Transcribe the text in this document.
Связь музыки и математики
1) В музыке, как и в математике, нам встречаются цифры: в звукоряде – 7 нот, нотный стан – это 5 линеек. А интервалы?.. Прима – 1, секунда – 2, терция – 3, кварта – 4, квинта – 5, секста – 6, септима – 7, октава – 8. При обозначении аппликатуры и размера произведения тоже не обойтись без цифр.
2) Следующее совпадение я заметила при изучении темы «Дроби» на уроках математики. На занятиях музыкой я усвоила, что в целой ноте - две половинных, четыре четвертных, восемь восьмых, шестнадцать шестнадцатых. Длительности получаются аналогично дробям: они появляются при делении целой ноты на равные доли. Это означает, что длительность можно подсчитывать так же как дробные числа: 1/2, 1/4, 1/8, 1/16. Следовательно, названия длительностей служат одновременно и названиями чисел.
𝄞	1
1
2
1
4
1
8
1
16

....

What the exercise asks:
The records above should all be quoted exactly, please.

Result below:
Transcribe the text in this document.
Связь музыки и математики
1) В музыке, как и в математике, нам встречаются цифры: в звукоряде – 7 нот, нотный стан – это 5 линеек. А интервалы?.. Прима – 1, секунда – 2, терция – 3, кварта – 4, квинта – 5, секста – 6, септима – 7, октава – 8. При обозначении аппликатуры и размера произведения тоже не обойтись без цифр.
2) Следующее совпадение я заметила при изучении темы «Дроби» на уроках математики. На занятиях музыкой я усвоила, что в целой ноте - две половинных, четыре четвертных, восемь восьмых, шестнадцать шестнадцатых. Длительности получаются аналогично дробям: они появляются при делении целой ноты на равные доли. Это означает, что длительность можно подсчитывать так же как дробные числа: 1/2, 1/4, 1/8, 1/16. Следовательно, названия длительностей служат одновременно и названиями чисел.
𝄞	1
1
2
1
4
1
8
1
16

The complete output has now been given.